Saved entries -
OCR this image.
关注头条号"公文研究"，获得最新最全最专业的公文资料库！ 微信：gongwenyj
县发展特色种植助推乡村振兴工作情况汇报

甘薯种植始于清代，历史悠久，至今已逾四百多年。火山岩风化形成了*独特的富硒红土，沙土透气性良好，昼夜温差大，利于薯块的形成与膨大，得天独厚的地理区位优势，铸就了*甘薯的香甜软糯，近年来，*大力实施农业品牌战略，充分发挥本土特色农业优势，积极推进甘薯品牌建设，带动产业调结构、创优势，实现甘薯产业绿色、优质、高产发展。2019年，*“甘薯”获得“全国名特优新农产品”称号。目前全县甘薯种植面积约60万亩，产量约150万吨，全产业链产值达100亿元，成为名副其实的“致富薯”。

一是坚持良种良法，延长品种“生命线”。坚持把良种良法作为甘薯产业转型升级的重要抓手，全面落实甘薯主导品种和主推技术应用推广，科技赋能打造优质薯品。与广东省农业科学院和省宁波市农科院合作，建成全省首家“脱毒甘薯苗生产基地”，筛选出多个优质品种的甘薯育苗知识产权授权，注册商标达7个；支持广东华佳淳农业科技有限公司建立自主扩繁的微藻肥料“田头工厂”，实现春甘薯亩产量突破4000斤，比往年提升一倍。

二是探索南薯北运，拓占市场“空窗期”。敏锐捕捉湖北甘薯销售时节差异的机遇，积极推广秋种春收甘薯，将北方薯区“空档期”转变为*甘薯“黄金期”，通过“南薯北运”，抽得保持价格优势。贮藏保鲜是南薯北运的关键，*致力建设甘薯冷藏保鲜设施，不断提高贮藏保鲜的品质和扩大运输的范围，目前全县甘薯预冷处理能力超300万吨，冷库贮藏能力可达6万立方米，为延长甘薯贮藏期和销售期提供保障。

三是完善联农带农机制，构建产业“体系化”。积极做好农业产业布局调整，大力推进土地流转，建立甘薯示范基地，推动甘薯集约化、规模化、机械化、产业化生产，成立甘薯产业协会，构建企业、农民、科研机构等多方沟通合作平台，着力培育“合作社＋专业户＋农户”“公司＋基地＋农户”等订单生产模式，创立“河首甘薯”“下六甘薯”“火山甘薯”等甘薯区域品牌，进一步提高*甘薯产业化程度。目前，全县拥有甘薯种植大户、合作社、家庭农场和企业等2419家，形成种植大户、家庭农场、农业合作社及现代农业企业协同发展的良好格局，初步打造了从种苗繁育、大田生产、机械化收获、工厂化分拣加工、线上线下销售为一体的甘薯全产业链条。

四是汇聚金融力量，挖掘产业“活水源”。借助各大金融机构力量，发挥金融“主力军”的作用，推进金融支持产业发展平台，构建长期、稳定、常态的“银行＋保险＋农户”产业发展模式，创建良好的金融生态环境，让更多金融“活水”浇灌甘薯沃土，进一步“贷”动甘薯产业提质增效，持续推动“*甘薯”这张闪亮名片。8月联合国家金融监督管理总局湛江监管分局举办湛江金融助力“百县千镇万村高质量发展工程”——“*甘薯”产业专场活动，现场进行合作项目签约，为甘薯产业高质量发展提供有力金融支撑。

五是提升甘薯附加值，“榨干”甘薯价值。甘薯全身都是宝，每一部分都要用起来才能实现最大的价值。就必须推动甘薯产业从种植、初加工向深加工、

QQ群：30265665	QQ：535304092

What you have to do -
Return the listing above word for word.

Final result -
OCR this image.
关注头条号"公文研究"，获得最新最全最专业的公文资料库！ 微信：gongwenyj
县发展特色种植助推乡村振兴工作情况汇报

甘薯种植始于清代，历史悠久，至今已逾四百多年。火山岩风化形成了*独特的富硒红土，沙土透气性良好，昼夜温差大，利于薯块的形成与膨大，得天独厚的地理区位优势，铸就了*甘薯的香甜软糯，近年来，*大力实施农业品牌战略，充分发挥本土特色农业优势，积极推进甘薯品牌建设，带动产业调结构、创优势，实现甘薯产业绿色、优质、高产发展。2019年，*“甘薯”获得“全国名特优新农产品”称号。目前全县甘薯种植面积约60万亩，产量约150万吨，全产业链产值达100亿元，成为名副其实的“致富薯”。

一是坚持良种良法，延长品种“生命线”。坚持把良种良法作为甘薯产业转型升级的重要抓手，全面落实甘薯主导品种和主推技术应用推广，科技赋能打造优质薯品。与广东省农业科学院和省宁波市农科院合作，建成全省首家“脱毒甘薯苗生产基地”，筛选出多个优质品种的甘薯育苗知识产权授权，注册商标达7个；支持广东华佳淳农业科技有限公司建立自主扩繁的微藻肥料“田头工厂”，实现春甘薯亩产量突破4000斤，比往年提升一倍。

二是探索南薯北运，拓占市场“空窗期”。敏锐捕捉湖北甘薯销售时节差异的机遇，积极推广秋种春收甘薯，将北方薯区“空档期”转变为*甘薯“黄金期”，通过“南薯北运”，抽得保持价格优势。贮藏保鲜是南薯北运的关键，*致力建设甘薯冷藏保鲜设施，不断提高贮藏保鲜的品质和扩大运输的范围，目前全县甘薯预冷处理能力超300万吨，冷库贮藏能力可达6万立方米，为延长甘薯贮藏期和销售期提供保障。

三是完善联农带农机制，构建产业“体系化”。积极做好农业产业布局调整，大力推进土地流转，建立甘薯示范基地，推动甘薯集约化、规模化、机械化、产业化生产，成立甘薯产业协会，构建企业、农民、科研机构等多方沟通合作平台，着力培育“合作社＋专业户＋农户”“公司＋基地＋农户”等订单生产模式，创立“河首甘薯”“下六甘薯”“火山甘薯”等甘薯区域品牌，进一步提高*甘薯产业化程度。目前，全县拥有甘薯种植大户、合作社、家庭农场和企业等2419家，形成种植大户、家庭农场、农业合作社及现代农业企业协同发展的良好格局，初步打造了从种苗繁育、大田生产、机械化收获、工厂化分拣加工、线上线下销售为一体的甘薯全产业链条。

四是汇聚金融力量，挖掘产业“活水源”。借助各大金融机构力量，发挥金融“主力军”的作用，推进金融支持产业发展平台，构建长期、稳定、常态的“银行＋保险＋农户”产业发展模式，创建良好的金融生态环境，让更多金融“活水”浇灌甘薯沃土，进一步“贷”动甘薯产业提质增效，持续推动“*甘薯”这张闪亮名片。8月联合国家金融监督管理总局湛江监管分局举办湛江金融助力“百县千镇万村高质量发展工程”——“*甘薯”产业专场活动，现场进行合作项目签约，为甘薯产业高质量发展提供有力金融支撑。

五是提升甘薯附加值，“榨干”甘薯价值。甘薯全身都是宝，每一部分都要用起来才能实现最大的价值。就必须推动甘薯产业从种植、初加工向深加工、

QQ群：30265665	QQ：535304092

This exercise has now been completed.